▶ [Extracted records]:
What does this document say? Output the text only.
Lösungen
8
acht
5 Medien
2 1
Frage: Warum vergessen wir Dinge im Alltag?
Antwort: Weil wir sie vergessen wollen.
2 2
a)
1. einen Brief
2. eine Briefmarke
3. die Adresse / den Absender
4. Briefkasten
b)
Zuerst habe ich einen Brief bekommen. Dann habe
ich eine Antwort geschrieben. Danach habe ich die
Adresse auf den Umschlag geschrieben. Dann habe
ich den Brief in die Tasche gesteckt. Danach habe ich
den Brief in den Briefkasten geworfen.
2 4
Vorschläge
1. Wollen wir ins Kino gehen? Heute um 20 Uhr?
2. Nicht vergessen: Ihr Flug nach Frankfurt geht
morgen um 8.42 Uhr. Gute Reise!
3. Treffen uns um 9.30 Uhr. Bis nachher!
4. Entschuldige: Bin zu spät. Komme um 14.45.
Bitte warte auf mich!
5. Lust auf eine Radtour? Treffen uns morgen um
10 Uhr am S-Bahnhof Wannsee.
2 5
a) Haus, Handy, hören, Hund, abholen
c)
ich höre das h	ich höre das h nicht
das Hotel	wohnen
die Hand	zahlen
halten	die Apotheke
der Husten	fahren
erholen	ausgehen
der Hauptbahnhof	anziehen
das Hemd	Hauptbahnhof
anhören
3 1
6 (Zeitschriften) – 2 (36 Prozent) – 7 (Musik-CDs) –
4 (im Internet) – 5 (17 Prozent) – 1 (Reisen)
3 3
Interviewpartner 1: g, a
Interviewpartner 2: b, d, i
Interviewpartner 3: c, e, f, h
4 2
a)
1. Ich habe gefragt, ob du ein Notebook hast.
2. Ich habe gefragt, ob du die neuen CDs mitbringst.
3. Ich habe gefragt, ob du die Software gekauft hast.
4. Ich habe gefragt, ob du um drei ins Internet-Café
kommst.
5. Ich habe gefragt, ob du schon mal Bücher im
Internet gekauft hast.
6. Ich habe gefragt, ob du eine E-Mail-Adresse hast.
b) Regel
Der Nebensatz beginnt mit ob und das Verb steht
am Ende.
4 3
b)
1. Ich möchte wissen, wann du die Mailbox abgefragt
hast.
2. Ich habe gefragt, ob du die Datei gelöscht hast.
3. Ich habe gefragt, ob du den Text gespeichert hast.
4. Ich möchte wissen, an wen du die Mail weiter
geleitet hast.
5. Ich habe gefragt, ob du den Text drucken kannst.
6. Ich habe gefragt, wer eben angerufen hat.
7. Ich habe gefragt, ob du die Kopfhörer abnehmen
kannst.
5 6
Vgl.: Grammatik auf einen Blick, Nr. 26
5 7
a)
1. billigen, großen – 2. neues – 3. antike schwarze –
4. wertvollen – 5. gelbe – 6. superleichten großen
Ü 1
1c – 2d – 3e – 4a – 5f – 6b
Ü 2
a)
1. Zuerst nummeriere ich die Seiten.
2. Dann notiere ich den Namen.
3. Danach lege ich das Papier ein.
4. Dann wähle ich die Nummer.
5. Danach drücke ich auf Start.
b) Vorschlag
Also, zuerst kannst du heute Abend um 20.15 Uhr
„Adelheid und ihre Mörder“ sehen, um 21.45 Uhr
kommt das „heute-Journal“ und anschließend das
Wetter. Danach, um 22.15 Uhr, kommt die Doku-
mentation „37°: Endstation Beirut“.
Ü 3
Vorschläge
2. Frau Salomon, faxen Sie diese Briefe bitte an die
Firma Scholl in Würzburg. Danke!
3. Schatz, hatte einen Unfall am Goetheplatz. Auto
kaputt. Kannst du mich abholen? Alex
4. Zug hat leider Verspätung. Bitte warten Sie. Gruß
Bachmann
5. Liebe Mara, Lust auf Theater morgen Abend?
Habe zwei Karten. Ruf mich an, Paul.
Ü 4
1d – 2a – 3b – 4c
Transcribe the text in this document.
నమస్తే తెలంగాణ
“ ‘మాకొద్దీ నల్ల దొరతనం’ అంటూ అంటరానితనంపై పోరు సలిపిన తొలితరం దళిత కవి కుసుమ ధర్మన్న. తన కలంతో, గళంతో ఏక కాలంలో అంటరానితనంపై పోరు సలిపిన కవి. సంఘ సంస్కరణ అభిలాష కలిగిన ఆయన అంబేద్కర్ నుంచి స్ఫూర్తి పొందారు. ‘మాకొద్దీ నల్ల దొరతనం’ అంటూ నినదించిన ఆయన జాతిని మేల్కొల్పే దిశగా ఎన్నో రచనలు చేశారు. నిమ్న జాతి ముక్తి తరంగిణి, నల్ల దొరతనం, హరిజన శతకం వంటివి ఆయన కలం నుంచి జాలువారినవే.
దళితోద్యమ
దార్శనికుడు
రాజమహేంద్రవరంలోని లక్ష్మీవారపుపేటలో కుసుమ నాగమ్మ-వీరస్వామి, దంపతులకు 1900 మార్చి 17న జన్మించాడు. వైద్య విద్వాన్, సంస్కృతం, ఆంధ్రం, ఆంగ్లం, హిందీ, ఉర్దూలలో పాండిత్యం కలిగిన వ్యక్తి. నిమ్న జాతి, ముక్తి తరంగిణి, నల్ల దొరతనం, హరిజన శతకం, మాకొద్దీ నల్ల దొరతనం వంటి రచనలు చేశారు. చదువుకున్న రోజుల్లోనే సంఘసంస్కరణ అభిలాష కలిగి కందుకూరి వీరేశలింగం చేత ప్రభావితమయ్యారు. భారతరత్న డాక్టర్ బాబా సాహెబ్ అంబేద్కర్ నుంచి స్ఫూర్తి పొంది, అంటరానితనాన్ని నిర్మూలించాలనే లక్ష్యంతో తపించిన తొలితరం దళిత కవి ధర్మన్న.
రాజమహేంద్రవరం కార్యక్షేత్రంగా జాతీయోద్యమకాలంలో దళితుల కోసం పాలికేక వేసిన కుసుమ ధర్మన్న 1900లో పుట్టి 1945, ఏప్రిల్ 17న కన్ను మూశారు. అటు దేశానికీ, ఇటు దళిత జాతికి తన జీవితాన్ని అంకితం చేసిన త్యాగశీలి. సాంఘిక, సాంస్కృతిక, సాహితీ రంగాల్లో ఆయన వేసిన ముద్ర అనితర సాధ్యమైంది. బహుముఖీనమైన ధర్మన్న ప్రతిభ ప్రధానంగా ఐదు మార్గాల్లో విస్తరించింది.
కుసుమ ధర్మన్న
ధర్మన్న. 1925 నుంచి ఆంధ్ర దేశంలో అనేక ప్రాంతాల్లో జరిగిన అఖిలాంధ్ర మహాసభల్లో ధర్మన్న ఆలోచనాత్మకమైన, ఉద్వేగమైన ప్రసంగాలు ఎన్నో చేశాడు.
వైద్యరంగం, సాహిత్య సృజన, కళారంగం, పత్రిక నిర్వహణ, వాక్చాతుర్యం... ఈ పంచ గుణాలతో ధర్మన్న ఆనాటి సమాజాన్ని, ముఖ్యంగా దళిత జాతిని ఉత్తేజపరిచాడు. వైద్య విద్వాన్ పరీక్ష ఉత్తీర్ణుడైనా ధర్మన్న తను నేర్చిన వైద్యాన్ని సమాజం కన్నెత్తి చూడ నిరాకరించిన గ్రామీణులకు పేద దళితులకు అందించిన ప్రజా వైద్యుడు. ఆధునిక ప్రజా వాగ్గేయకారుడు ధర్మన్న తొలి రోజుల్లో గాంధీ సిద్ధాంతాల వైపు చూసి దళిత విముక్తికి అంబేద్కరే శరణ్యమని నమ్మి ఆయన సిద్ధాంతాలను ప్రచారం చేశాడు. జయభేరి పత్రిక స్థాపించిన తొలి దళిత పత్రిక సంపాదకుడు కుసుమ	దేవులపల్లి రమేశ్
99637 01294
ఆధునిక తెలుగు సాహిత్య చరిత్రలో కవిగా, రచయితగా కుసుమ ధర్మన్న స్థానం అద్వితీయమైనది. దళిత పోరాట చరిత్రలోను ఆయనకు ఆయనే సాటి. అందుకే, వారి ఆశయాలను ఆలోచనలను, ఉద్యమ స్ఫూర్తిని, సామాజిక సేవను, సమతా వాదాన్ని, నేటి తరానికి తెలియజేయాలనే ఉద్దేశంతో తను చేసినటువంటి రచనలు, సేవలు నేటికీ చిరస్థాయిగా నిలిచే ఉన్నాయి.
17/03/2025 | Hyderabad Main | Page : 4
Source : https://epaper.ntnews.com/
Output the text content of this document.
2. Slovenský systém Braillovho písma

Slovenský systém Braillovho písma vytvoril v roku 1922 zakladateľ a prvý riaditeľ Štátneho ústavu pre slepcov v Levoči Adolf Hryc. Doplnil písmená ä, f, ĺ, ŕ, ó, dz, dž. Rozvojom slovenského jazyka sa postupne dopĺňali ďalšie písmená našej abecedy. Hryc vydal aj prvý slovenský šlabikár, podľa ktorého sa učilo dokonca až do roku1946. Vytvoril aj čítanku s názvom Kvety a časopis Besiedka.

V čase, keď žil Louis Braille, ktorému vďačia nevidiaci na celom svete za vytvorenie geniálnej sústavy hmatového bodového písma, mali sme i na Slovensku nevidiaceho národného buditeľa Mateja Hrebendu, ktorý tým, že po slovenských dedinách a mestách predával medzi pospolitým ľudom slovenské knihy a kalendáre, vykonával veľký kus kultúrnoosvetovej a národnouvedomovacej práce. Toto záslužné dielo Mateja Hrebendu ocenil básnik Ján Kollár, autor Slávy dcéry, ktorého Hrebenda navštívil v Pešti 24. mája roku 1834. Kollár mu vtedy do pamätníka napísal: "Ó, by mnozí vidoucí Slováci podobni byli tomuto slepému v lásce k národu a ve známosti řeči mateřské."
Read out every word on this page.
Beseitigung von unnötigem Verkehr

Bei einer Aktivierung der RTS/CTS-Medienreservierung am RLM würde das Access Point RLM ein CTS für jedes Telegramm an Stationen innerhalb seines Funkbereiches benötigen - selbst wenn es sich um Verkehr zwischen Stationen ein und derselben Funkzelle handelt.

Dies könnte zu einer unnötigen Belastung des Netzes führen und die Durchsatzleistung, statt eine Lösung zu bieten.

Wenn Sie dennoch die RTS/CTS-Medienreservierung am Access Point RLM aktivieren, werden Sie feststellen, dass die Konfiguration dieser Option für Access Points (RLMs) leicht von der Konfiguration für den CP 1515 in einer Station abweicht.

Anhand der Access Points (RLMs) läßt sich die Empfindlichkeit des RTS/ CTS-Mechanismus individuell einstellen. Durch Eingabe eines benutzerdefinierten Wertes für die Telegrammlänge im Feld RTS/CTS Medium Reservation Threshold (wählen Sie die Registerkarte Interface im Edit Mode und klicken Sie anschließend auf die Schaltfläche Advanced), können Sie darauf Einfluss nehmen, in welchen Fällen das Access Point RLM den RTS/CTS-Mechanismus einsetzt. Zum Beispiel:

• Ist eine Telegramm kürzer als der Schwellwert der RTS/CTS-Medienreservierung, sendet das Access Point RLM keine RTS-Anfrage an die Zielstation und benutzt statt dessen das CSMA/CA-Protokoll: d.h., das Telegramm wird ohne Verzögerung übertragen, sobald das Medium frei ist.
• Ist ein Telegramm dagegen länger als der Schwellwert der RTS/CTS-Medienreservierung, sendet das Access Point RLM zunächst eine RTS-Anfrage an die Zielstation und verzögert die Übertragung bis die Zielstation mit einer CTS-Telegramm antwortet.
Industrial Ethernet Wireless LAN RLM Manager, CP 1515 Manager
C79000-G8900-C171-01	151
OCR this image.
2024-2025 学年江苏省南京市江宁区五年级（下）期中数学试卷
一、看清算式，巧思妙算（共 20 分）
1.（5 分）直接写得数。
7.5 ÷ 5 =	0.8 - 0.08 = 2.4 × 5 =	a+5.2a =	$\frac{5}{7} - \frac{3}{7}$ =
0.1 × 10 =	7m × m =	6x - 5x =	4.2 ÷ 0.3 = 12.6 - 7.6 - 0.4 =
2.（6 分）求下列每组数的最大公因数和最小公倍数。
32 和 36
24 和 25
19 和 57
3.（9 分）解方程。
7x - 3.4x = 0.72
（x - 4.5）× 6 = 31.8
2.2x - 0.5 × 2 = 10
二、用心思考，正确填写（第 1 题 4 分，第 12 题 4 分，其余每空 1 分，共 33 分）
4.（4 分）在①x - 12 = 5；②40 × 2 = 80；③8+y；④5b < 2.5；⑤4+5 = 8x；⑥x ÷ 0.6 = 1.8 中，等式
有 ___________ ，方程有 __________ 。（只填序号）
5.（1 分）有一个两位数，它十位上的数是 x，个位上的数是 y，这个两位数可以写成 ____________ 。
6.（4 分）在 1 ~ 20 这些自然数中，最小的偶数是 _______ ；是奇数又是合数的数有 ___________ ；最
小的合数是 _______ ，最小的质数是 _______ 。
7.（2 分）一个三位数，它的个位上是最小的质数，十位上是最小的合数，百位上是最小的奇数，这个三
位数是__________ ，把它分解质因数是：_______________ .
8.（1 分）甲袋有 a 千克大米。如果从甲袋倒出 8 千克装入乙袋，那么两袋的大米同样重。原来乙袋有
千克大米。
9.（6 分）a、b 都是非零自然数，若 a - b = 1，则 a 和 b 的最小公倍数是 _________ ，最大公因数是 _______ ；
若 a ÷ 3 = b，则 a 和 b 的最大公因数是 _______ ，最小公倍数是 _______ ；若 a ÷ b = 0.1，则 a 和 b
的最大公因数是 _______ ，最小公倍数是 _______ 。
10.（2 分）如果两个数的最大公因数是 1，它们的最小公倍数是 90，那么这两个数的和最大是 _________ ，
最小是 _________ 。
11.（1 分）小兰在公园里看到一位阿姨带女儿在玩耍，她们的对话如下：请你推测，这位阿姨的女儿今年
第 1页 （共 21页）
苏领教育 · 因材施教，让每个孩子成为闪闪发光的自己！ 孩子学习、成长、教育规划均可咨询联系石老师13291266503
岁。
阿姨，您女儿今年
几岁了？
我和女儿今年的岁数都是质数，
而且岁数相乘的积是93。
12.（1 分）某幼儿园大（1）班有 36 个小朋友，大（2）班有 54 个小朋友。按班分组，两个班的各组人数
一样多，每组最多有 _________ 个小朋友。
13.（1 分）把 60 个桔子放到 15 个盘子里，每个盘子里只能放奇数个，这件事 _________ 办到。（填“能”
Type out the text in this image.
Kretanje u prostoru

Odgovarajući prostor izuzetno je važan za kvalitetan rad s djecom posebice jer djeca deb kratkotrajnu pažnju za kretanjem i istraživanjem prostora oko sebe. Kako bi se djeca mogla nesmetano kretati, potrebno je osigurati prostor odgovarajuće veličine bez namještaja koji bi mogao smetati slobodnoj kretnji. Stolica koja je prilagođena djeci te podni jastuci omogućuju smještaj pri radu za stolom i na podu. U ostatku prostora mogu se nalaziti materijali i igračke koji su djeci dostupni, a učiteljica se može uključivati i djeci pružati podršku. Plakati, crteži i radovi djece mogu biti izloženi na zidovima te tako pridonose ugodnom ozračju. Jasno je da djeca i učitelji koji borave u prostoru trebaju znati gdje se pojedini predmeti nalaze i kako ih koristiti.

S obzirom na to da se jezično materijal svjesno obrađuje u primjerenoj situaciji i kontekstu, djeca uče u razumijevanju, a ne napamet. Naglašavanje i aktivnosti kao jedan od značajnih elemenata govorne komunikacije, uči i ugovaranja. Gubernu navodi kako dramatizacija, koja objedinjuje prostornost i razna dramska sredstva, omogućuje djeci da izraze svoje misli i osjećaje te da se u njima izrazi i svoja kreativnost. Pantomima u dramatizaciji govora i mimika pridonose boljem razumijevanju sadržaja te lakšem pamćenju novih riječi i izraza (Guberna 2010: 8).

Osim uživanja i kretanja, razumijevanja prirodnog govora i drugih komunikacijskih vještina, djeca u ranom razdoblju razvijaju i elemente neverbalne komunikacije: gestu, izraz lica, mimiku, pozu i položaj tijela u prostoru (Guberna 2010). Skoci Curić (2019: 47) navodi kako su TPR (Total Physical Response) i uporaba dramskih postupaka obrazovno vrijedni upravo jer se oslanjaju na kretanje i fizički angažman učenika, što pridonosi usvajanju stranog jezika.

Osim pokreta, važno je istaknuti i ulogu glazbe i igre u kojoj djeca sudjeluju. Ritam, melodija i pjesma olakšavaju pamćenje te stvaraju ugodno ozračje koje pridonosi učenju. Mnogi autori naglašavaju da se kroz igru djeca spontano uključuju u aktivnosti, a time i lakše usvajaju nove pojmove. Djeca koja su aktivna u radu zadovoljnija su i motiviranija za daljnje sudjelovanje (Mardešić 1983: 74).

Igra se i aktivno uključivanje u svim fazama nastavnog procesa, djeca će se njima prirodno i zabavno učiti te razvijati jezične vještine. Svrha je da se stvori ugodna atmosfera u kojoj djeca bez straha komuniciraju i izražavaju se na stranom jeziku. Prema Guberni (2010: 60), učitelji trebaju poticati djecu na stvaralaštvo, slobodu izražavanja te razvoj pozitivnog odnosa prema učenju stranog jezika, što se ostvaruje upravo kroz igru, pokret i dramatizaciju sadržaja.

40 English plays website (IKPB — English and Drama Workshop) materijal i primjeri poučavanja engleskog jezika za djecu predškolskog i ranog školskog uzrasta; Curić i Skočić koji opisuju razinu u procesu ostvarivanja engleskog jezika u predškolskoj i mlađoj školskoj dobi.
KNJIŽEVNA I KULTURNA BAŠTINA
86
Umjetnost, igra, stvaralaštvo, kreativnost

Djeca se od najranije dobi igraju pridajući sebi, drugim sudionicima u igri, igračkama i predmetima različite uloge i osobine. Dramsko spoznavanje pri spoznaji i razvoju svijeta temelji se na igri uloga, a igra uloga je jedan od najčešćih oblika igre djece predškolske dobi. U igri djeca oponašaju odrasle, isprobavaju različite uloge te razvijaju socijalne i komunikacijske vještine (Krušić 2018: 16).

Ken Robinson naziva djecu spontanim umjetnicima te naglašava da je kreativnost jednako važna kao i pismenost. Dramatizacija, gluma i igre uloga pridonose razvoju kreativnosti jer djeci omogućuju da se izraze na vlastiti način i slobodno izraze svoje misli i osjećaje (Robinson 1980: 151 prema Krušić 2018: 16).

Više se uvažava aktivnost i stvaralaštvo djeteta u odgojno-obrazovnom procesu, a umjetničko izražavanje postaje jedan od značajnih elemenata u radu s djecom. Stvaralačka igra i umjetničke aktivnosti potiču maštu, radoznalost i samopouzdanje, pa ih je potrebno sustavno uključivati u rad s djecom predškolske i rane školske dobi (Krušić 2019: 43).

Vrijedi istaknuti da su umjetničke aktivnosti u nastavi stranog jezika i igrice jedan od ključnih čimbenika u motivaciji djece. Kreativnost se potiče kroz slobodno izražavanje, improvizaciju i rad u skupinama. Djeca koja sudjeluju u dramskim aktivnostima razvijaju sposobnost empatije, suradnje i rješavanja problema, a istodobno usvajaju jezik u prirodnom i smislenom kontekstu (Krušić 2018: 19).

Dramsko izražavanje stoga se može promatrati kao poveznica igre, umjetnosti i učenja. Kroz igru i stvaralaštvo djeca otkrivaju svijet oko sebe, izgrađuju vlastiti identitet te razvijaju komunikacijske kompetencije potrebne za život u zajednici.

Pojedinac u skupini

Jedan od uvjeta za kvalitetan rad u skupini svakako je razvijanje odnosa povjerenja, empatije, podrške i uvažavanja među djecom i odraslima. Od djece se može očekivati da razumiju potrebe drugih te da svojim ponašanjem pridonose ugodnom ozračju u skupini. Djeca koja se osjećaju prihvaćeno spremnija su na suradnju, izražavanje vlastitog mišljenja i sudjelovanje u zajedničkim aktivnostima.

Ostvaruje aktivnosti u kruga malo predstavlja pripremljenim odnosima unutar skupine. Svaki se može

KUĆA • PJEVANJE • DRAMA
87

▶ [TASK BRIEF]: Search the records above for "Zielstation". Copy each line where it is found.

▶ [REPLY]:
• Ist eine Telegramm kürzer als der Schwellwert der RTS/CTS-Medienreservierung, sendet das Access Point RLM keine RTS-Anfrage an die Zielstation und benutzt statt dessen das CSMA/CA-Protokoll: d.h., das Telegramm wird ohne Verzögerung übertragen, sobald das Medium frei ist.
• Ist ein Telegramm dagegen länger als der Schwellwert der RTS/CTS-Medienreservierung, sendet das Access Point RLM zunächst eine RTS-Anfrage an die Zielstation und verzögert die Übertragung bis die Zielstation mit einer CTS-Telegramm antwortet.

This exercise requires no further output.